GIVEN EXERCISE - From the entries provided below, copy each line that contains the word "true".

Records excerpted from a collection
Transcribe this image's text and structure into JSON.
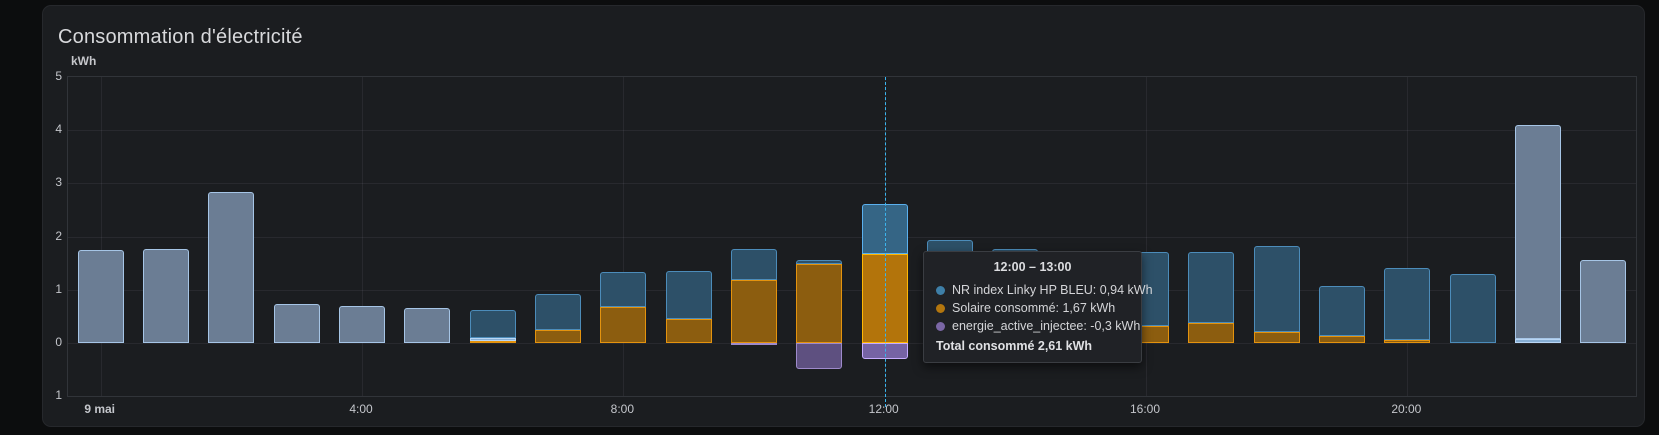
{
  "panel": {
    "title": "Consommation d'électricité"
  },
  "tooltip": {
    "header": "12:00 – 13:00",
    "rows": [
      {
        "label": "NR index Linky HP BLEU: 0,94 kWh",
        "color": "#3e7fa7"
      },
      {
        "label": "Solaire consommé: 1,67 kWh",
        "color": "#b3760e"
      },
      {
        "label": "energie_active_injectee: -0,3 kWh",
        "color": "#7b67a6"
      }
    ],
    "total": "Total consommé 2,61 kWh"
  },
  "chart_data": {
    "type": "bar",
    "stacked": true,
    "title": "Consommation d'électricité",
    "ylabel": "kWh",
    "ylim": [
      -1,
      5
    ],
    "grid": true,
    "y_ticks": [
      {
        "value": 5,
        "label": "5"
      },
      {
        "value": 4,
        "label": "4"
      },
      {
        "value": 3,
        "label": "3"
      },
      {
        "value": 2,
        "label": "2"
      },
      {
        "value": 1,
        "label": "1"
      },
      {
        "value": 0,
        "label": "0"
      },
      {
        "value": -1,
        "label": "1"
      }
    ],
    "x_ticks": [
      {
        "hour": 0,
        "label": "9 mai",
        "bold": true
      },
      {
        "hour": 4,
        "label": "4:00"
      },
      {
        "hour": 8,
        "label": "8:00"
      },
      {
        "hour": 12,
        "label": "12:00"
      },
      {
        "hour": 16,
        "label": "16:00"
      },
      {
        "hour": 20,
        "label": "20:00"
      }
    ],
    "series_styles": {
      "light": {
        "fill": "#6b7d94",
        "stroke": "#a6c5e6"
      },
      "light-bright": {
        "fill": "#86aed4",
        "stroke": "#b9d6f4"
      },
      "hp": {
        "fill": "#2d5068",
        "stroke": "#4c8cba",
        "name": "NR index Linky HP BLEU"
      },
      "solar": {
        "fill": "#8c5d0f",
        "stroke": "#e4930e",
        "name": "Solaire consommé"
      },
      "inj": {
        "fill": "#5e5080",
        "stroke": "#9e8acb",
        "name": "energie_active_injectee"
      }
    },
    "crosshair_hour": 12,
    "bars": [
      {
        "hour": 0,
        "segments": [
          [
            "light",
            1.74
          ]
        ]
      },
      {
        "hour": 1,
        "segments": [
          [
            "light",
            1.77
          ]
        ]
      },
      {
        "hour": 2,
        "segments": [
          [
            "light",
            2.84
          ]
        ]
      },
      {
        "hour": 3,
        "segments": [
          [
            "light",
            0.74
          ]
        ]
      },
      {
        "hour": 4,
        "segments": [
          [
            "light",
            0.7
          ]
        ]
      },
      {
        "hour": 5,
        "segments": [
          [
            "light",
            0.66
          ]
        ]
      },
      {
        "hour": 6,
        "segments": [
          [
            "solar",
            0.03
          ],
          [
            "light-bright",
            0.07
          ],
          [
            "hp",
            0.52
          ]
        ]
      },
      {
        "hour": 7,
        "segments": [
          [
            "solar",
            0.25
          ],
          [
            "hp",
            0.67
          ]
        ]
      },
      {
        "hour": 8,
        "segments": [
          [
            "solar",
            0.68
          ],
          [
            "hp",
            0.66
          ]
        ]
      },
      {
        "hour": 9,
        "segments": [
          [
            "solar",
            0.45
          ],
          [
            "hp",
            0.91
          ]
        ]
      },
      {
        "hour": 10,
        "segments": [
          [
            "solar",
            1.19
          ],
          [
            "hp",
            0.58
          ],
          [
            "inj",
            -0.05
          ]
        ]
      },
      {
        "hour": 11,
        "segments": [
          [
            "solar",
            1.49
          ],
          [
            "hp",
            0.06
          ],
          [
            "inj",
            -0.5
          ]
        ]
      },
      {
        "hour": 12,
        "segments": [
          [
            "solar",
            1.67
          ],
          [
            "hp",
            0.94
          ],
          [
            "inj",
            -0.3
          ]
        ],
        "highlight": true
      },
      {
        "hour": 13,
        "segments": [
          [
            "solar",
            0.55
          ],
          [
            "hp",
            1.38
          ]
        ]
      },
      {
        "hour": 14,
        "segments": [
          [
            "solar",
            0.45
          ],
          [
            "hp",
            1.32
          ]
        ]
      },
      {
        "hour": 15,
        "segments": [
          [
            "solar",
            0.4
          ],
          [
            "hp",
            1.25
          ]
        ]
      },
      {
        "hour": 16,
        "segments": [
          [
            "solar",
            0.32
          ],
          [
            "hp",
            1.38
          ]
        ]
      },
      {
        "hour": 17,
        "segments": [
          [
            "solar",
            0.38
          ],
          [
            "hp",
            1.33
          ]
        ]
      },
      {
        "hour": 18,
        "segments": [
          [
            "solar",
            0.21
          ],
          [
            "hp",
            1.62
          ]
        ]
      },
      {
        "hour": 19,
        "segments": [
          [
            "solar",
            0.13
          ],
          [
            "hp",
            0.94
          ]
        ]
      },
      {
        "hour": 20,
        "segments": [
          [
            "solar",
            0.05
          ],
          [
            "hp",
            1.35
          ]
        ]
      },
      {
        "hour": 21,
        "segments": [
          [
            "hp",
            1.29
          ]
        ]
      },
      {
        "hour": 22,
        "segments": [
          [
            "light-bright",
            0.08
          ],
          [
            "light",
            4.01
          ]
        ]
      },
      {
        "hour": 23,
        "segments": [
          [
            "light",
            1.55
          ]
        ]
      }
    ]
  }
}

RESULT OF THE EXERCISE -
    "stacked": true,
    "grid": true,
        "bold": true
        "highlight": true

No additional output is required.